CHALLENGE: Search the records below for the word "签名并加盖公章" and show every line where it occurs.

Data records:

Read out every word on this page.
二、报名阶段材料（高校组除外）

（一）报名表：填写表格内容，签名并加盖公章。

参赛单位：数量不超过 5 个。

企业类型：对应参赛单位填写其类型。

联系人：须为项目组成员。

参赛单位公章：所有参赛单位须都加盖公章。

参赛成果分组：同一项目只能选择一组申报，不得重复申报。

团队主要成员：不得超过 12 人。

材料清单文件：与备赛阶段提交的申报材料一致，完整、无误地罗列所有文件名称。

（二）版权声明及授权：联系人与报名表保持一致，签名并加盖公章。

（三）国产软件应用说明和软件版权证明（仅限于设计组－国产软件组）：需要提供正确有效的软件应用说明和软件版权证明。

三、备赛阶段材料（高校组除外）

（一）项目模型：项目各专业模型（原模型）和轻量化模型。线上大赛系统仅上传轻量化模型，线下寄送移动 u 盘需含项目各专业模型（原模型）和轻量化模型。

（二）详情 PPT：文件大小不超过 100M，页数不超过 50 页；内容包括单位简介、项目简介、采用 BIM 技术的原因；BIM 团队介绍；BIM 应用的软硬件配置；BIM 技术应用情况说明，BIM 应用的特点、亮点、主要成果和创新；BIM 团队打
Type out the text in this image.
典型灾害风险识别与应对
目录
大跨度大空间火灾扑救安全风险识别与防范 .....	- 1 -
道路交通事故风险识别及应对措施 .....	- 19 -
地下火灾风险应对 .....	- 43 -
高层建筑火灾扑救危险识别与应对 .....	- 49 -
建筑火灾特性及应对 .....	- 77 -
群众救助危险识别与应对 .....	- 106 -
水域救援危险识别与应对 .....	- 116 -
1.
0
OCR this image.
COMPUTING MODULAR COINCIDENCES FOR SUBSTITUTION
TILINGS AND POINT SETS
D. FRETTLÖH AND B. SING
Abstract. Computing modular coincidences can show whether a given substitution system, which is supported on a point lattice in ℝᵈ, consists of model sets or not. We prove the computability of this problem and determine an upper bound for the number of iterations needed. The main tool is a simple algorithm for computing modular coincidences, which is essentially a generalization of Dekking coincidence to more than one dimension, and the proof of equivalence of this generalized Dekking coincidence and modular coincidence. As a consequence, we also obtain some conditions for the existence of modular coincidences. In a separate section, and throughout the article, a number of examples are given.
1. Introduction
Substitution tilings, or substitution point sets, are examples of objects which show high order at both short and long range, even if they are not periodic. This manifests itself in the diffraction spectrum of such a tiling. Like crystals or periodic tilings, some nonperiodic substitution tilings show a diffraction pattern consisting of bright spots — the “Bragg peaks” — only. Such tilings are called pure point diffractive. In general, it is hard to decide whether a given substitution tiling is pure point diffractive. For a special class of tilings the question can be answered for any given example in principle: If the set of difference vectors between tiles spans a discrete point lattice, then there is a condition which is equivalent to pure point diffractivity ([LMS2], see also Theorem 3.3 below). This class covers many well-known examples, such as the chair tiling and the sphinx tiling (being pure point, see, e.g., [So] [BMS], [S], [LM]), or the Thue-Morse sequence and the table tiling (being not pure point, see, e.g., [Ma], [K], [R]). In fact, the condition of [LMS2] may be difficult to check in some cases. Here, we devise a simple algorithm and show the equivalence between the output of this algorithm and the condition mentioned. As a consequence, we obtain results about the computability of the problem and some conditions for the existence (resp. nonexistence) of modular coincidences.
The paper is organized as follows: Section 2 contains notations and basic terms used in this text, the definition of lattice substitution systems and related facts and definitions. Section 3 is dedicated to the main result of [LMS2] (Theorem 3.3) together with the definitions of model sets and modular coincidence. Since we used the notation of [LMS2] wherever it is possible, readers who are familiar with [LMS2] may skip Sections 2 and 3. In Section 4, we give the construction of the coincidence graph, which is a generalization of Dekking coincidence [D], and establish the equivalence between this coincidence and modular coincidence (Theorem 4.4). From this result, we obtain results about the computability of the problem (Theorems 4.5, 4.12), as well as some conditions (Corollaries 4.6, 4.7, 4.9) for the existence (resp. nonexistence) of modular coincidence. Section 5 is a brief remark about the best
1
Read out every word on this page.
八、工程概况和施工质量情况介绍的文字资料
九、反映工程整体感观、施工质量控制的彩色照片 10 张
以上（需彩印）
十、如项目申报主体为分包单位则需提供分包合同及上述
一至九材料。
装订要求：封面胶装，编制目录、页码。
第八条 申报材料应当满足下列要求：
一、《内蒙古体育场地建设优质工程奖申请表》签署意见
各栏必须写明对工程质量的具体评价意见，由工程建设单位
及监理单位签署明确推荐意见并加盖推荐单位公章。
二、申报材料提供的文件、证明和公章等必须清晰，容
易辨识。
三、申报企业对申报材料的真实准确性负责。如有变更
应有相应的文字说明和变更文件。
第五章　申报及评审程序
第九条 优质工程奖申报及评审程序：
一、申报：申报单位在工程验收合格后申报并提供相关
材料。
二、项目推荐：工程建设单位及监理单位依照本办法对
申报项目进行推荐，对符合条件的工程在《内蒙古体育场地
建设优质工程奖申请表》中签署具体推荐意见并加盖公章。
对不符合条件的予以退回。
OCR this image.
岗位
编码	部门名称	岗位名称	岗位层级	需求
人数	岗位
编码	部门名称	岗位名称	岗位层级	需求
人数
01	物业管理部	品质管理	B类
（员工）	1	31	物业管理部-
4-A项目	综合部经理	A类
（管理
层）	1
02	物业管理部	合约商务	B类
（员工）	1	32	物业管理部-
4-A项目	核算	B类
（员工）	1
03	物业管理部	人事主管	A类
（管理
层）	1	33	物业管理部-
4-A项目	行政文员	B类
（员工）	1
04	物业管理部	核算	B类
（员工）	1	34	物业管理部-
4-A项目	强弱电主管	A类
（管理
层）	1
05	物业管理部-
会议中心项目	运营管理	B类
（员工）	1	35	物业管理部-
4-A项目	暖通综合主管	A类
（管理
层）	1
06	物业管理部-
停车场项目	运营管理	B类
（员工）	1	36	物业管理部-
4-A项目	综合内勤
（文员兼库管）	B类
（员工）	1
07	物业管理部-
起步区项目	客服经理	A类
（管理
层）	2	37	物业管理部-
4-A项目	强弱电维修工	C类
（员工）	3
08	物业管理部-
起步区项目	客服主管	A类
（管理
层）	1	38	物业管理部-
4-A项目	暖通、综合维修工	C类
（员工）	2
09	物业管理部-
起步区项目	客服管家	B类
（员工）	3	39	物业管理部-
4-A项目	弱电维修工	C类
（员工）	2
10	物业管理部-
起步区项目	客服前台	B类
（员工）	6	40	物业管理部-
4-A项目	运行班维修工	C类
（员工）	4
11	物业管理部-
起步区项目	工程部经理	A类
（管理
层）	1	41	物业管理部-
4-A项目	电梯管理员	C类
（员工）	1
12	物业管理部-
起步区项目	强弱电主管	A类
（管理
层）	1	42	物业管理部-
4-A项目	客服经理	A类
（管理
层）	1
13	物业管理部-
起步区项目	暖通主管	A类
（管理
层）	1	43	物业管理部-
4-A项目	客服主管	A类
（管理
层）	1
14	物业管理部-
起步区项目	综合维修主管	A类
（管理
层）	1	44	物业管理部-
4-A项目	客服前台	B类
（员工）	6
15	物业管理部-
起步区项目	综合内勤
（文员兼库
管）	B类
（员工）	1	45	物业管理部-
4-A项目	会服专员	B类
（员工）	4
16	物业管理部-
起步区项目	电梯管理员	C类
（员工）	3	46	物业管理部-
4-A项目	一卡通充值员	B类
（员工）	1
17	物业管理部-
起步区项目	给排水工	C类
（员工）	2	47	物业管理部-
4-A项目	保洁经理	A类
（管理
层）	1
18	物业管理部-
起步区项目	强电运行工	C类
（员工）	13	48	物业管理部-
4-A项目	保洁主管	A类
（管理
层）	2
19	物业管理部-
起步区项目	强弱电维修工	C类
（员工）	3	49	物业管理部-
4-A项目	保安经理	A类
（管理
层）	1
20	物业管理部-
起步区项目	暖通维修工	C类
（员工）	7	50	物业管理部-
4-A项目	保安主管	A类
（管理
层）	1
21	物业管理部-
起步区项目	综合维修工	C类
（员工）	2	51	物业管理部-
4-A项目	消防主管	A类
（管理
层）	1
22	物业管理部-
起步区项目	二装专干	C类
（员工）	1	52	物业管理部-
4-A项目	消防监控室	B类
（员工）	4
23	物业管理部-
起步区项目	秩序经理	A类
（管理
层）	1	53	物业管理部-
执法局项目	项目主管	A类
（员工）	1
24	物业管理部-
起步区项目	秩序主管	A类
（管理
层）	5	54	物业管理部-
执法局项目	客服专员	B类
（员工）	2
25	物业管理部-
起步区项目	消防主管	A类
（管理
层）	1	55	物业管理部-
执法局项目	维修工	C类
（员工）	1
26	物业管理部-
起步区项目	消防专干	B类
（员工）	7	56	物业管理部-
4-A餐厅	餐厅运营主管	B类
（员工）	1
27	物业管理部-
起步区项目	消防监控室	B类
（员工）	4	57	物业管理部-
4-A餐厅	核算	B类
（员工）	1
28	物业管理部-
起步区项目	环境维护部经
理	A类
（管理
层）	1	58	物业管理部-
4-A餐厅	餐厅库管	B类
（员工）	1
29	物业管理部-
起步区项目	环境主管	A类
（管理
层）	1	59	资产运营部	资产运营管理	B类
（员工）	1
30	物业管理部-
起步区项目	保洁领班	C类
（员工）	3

TASK RESULT:
（一）报名表：填写表格内容，签名并加盖公章。
（二）版权声明及授权：联系人与报名表保持一致，签名并加盖公章。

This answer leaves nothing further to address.